*Task instructions:* Return exactly the lines that run from the one containing "OCR this image." to the end of the entries, with both ends included.

start Input

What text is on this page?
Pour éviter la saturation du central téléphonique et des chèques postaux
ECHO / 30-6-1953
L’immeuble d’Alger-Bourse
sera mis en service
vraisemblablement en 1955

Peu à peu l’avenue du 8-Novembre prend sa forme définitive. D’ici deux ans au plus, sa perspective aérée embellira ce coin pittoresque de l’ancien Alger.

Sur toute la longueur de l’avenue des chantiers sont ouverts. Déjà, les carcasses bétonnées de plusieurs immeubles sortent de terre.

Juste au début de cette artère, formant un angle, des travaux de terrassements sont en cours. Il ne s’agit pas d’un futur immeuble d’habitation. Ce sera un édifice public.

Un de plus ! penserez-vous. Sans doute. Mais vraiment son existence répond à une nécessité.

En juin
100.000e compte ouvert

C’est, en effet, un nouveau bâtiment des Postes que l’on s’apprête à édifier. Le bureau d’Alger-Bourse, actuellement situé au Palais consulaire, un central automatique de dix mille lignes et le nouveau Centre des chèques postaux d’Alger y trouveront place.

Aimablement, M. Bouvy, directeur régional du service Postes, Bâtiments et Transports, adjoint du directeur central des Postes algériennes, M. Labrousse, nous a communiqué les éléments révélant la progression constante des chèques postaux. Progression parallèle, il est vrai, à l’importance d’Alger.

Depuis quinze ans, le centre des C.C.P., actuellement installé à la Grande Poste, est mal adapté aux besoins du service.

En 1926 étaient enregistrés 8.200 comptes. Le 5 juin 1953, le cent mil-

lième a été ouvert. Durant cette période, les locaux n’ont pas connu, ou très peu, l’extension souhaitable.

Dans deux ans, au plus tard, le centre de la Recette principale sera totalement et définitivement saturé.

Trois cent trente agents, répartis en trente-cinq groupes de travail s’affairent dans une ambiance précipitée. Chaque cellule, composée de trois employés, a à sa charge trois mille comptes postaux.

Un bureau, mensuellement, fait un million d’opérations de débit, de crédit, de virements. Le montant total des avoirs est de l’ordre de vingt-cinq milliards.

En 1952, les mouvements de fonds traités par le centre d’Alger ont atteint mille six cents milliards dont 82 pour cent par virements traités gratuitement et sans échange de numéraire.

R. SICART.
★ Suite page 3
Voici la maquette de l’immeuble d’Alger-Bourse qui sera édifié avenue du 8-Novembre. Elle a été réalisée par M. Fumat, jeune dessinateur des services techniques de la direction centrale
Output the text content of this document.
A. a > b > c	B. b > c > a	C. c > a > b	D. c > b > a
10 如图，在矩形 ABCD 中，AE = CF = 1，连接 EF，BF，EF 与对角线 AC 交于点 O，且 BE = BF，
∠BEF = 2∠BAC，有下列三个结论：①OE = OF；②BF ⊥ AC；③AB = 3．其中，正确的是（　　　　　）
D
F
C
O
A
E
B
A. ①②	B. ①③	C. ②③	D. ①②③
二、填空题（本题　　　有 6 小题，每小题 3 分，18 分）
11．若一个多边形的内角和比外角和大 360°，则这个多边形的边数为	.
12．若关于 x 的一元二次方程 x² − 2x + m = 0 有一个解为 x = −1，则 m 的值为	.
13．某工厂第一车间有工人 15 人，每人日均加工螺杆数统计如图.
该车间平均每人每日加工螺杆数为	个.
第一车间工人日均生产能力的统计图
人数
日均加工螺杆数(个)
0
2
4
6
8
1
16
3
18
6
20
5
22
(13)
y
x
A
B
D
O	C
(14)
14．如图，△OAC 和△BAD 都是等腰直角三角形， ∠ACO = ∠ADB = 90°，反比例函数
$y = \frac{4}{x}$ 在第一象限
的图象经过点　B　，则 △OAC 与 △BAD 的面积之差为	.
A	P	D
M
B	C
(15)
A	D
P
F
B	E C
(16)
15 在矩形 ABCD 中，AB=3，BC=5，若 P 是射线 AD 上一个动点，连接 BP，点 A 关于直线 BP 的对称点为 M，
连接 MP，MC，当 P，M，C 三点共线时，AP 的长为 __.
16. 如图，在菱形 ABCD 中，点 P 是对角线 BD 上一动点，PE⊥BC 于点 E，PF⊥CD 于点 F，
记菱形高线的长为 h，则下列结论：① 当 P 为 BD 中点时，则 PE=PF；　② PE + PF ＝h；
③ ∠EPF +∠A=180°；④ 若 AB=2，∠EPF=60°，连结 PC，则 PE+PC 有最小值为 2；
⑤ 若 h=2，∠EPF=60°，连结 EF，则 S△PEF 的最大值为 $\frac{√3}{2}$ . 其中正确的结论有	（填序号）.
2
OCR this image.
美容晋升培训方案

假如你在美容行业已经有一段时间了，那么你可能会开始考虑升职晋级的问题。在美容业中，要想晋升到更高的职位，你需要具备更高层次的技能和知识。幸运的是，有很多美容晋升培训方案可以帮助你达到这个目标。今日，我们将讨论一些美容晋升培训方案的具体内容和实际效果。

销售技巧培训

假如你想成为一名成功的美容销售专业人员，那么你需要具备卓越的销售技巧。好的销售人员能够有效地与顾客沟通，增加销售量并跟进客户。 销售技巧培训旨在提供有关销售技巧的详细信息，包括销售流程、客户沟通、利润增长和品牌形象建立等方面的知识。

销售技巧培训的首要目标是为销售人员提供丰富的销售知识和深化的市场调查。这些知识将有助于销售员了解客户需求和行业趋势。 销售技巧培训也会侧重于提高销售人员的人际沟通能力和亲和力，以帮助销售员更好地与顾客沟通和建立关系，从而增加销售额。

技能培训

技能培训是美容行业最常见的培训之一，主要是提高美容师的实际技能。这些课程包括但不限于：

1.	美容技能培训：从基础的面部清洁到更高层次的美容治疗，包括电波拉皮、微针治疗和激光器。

end Input

*Answer to this task:*
OCR this image.
美容晋升培训方案

假如你在美容行业已经有一段时间了，那么你可能会开始考虑升职晋级的问题。在美容业中，要想晋升到更高的职位，你需要具备更高层次的技能和知识。幸运的是，有很多美容晋升培训方案可以帮助你达到这个目标。今日，我们将讨论一些美容晋升培训方案的具体内容和实际效果。

销售技巧培训

假如你想成为一名成功的美容销售专业人员，那么你需要具备卓越的销售技巧。好的销售人员能够有效地与顾客沟通，增加销售量并跟进客户。 销售技巧培训旨在提供有关销售技巧的详细信息，包括销售流程、客户沟通、利润增长和品牌形象建立等方面的知识。

销售技巧培训的首要目标是为销售人员提供丰富的销售知识和深化的市场调查。这些知识将有助于销售员了解客户需求和行业趋势。 销售技巧培训也会侧重于提高销售人员的人际沟通能力和亲和力，以帮助销售员更好地与顾客沟通和建立关系，从而增加销售额。

技能培训

技能培训是美容行业最常见的培训之一，主要是提高美容师的实际技能。这些课程包括但不限于：

1.	美容技能培训：从基础的面部清洁到更高层次的美容治疗，包括电波拉皮、微针治疗和激光器。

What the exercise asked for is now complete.